Among the lines below, count those containing the word "title". Give the number only.

=== DATASET ENTRIES ===
* begin *
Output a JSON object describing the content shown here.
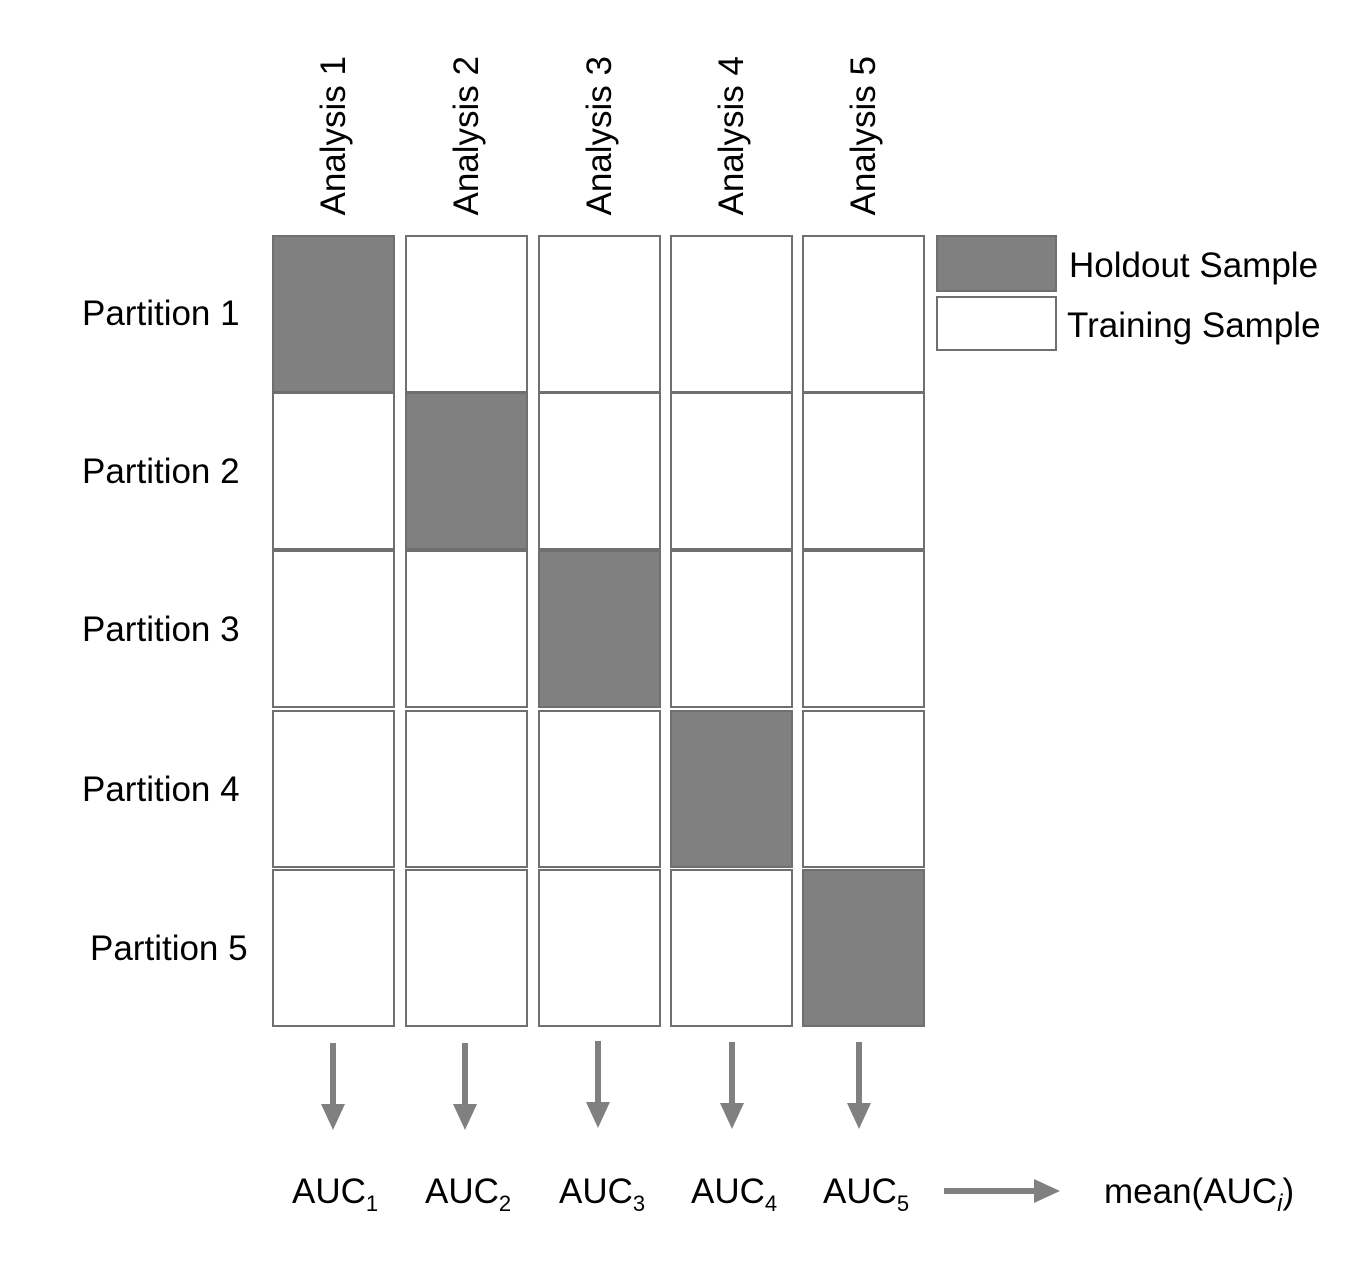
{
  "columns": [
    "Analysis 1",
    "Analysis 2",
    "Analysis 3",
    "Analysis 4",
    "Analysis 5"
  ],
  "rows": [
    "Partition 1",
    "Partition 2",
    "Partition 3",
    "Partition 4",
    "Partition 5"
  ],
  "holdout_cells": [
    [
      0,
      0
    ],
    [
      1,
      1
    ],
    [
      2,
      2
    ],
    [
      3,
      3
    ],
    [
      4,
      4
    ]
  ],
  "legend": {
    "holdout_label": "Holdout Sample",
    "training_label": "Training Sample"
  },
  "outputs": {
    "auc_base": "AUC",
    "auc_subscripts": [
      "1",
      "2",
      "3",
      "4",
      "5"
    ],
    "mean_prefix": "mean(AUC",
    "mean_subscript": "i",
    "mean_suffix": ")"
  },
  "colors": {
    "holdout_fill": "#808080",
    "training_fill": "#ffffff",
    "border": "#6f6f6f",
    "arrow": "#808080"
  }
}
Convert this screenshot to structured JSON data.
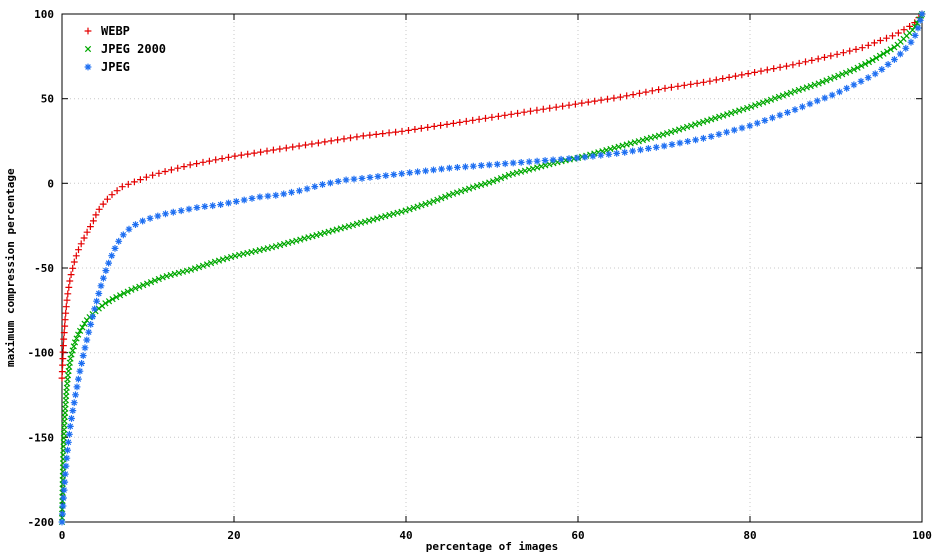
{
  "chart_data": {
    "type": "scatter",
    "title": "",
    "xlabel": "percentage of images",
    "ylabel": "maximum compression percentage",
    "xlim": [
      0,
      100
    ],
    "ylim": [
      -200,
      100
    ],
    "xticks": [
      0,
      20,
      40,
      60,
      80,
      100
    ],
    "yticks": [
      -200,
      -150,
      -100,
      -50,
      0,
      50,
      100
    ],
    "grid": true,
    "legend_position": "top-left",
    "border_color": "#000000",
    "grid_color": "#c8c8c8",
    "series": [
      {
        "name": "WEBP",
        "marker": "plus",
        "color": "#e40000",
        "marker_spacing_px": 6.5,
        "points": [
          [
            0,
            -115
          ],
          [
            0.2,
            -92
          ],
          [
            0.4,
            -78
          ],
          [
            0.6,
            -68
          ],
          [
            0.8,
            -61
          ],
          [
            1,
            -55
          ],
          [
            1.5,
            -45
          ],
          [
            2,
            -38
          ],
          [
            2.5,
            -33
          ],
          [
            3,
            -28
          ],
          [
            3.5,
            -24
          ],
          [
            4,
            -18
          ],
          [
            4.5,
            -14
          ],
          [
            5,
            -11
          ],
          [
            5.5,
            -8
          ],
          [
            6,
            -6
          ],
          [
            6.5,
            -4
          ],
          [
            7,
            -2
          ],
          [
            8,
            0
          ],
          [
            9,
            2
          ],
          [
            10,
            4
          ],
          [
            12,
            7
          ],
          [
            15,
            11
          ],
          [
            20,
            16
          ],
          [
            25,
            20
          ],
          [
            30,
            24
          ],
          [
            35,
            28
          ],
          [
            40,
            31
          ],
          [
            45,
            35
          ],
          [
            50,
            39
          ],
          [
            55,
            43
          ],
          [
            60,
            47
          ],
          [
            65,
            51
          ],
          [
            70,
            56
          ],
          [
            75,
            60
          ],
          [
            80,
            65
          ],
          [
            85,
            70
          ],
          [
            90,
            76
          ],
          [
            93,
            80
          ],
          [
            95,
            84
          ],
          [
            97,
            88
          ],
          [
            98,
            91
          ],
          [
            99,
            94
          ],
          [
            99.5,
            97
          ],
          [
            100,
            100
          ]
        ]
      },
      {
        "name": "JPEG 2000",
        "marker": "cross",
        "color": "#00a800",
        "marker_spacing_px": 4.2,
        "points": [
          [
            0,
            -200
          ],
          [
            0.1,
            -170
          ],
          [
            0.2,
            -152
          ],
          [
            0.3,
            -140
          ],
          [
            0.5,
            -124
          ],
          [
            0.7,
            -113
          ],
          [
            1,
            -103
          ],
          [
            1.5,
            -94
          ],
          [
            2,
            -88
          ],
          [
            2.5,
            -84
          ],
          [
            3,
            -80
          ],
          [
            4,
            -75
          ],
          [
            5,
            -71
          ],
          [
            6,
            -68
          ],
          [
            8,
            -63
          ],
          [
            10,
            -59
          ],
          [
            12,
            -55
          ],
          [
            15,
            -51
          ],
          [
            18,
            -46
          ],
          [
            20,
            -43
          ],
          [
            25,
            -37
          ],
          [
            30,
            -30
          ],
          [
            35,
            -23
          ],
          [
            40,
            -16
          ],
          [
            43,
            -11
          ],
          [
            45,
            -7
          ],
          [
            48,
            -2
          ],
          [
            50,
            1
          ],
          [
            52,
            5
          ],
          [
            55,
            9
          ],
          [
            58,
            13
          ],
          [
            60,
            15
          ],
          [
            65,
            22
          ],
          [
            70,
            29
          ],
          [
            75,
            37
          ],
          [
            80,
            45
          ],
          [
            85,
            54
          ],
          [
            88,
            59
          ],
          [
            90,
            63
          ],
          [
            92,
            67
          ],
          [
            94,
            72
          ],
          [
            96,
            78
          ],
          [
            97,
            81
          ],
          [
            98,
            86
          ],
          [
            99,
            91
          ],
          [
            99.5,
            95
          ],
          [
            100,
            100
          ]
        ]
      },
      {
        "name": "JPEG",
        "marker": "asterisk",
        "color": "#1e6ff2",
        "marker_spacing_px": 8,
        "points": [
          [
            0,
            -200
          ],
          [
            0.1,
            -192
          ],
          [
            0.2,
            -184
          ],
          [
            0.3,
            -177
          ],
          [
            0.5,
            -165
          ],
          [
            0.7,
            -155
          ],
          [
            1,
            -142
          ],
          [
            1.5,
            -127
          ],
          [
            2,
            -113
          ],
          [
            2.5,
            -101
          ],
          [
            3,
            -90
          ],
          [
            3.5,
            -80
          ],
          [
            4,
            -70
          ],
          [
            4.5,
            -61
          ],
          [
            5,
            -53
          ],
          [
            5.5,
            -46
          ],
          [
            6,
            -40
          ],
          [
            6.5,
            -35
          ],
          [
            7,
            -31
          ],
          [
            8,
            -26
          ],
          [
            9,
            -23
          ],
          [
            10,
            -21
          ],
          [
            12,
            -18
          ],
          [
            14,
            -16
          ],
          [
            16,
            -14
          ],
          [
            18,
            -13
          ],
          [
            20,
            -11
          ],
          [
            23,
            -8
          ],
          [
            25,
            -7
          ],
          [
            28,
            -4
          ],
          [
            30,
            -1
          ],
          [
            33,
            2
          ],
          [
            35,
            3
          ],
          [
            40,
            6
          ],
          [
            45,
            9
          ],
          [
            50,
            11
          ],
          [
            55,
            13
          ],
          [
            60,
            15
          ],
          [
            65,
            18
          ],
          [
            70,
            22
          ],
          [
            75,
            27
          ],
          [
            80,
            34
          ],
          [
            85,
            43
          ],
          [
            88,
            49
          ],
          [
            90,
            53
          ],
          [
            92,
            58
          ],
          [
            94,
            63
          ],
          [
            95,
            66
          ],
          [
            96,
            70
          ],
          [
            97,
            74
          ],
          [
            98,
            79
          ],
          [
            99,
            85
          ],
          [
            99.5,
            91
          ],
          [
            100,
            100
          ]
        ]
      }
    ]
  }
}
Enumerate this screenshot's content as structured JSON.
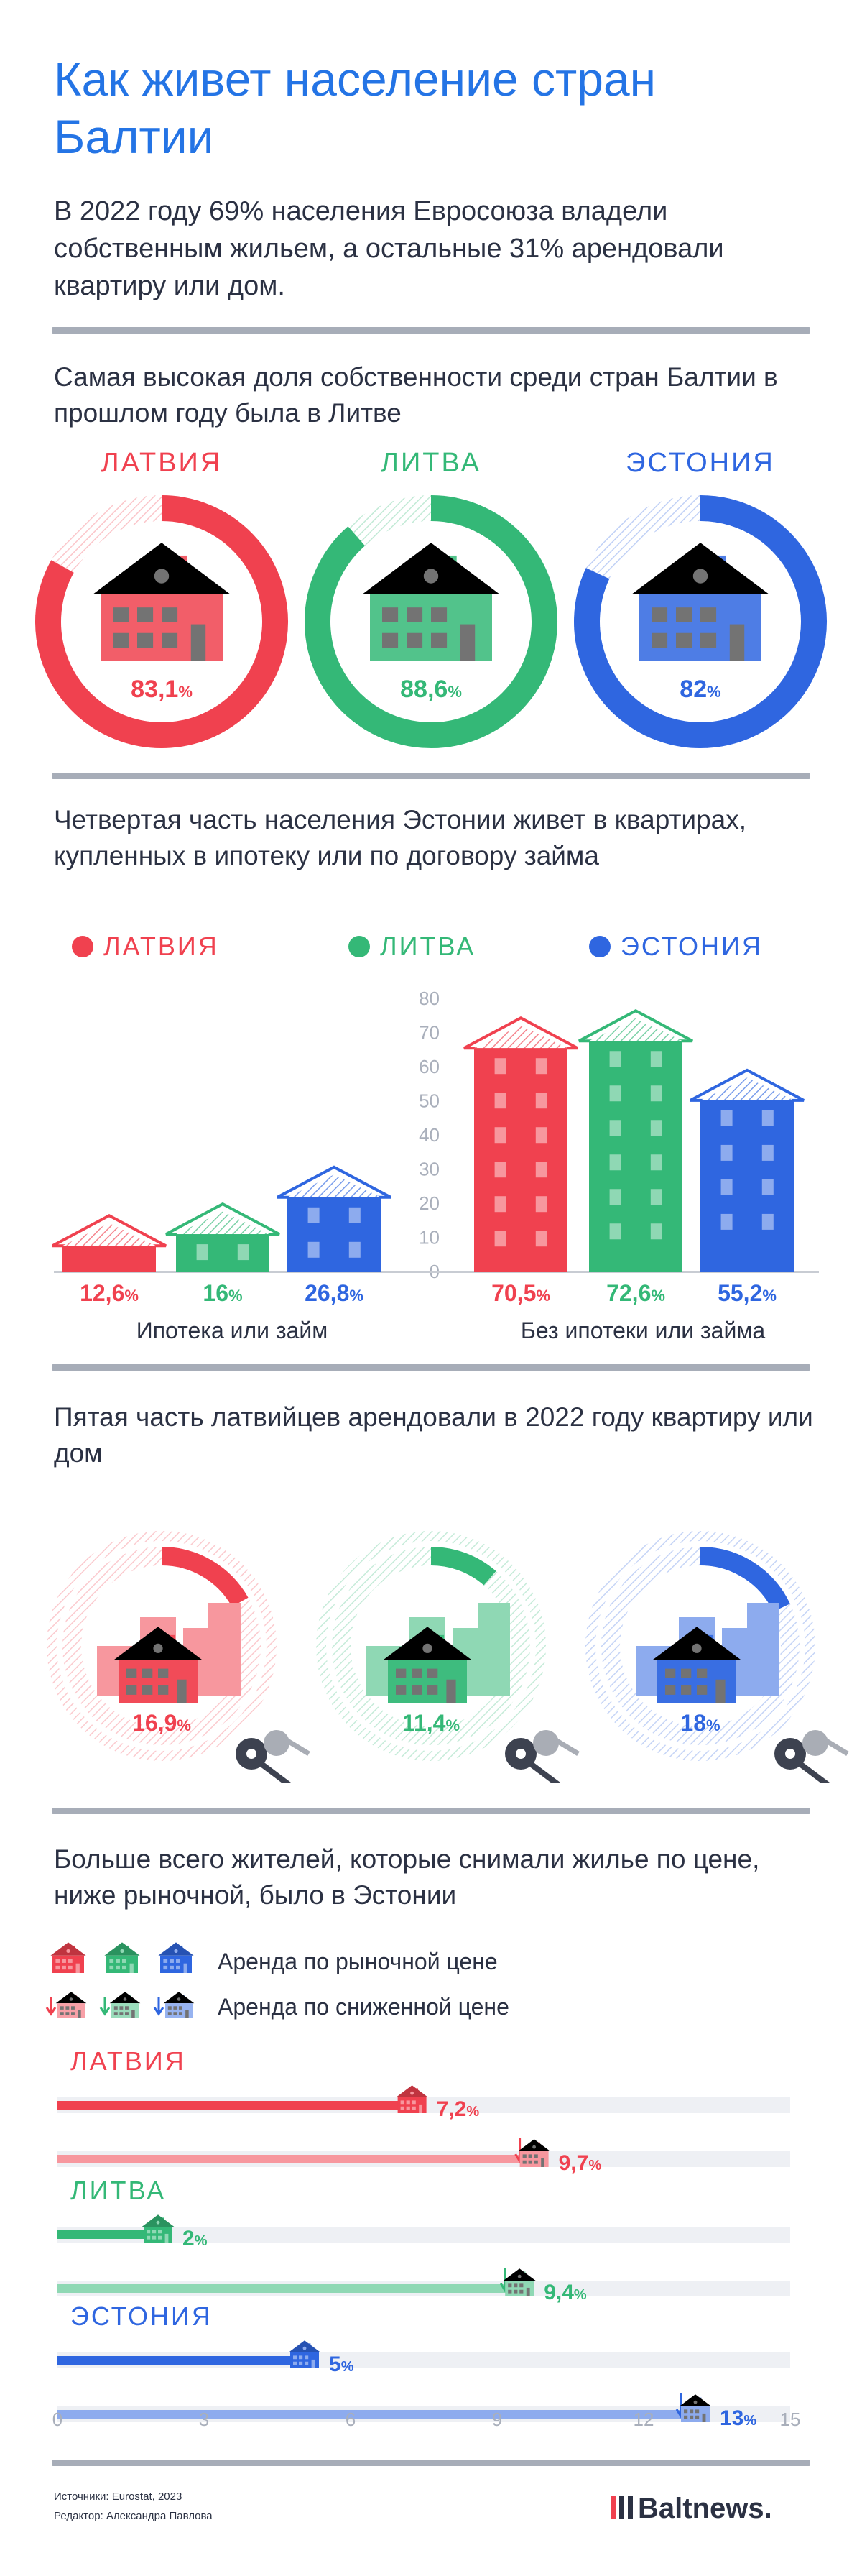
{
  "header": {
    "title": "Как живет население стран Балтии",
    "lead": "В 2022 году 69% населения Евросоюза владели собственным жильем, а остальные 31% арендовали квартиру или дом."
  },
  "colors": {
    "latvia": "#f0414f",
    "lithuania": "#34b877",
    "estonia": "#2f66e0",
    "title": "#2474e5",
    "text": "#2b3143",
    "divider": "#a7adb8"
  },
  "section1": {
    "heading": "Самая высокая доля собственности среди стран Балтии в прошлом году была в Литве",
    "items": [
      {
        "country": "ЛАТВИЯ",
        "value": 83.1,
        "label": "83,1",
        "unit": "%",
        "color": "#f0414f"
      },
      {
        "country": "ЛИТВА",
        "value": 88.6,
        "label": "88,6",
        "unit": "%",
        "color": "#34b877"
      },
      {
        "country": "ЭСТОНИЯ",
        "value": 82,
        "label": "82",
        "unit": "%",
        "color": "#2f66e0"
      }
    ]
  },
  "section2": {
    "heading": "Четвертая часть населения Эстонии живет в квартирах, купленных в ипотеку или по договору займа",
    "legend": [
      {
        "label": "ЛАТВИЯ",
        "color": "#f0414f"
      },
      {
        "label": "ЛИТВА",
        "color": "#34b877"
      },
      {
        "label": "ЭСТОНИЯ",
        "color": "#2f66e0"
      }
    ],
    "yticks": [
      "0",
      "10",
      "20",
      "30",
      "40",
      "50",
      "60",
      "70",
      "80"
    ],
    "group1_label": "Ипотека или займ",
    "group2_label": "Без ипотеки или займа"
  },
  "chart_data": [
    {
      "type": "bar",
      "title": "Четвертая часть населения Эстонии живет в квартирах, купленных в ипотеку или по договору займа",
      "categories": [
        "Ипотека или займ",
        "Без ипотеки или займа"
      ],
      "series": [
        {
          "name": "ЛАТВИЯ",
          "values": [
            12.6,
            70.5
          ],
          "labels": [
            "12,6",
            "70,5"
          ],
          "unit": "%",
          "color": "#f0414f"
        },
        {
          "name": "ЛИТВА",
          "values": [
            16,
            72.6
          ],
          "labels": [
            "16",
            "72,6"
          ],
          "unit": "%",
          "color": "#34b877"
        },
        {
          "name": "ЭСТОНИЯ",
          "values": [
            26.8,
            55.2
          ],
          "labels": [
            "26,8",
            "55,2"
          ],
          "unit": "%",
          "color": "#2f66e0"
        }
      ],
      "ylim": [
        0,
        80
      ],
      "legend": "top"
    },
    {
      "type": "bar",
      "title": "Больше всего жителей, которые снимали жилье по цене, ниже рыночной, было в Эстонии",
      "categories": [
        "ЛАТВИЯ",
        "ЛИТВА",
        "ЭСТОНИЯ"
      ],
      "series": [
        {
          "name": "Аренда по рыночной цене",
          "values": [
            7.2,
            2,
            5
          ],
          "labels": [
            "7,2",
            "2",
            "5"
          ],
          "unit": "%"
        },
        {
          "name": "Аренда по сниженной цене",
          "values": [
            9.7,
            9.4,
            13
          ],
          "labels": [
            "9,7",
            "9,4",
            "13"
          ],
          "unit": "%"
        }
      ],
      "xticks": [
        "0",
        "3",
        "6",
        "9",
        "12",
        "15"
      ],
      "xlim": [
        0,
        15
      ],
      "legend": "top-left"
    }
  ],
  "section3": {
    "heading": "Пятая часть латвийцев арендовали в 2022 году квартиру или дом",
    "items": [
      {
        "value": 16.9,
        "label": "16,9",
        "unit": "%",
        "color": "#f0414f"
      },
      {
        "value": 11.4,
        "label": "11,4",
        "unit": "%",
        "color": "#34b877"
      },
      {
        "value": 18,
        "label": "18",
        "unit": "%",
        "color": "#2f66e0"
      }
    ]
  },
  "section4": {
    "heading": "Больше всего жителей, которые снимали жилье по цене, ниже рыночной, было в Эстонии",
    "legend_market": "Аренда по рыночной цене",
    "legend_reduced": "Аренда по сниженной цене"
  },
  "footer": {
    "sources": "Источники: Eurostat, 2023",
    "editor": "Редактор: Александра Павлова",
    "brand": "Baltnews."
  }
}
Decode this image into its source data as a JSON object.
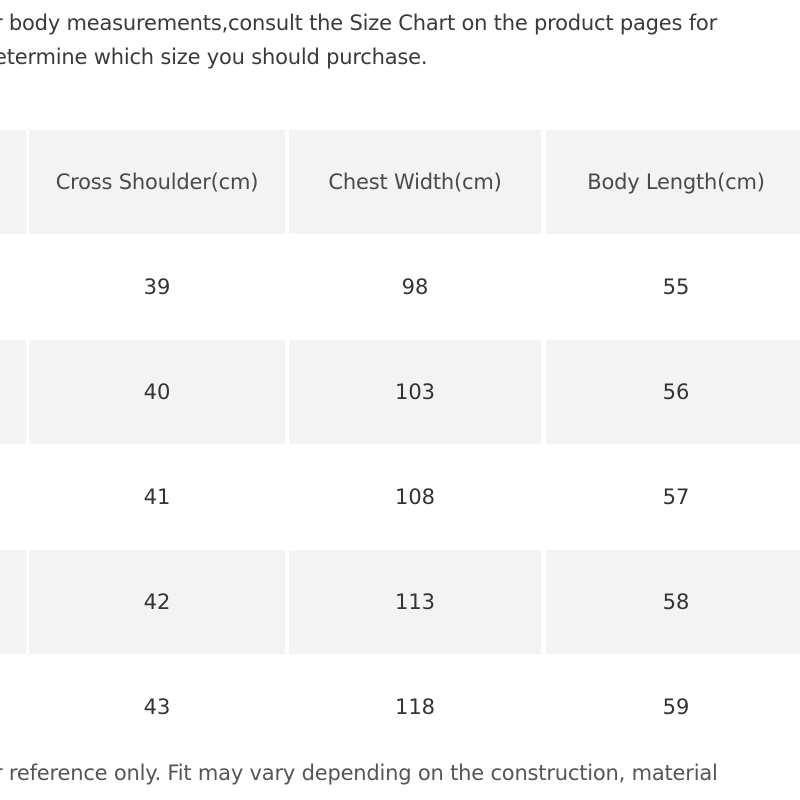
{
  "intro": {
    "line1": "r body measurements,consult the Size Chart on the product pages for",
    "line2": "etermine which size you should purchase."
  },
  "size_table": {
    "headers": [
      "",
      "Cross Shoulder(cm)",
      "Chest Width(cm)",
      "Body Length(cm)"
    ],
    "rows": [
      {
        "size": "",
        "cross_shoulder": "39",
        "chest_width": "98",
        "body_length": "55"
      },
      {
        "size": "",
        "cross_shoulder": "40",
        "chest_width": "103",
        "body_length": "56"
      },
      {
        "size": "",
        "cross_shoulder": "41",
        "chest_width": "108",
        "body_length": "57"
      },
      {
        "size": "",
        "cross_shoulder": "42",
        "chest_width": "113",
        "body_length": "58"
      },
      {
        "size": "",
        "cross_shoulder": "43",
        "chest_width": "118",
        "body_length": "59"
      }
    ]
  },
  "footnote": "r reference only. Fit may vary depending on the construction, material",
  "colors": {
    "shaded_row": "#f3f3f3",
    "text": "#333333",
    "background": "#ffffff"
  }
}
* end *
=== ANSWER TO THE TASK ===
5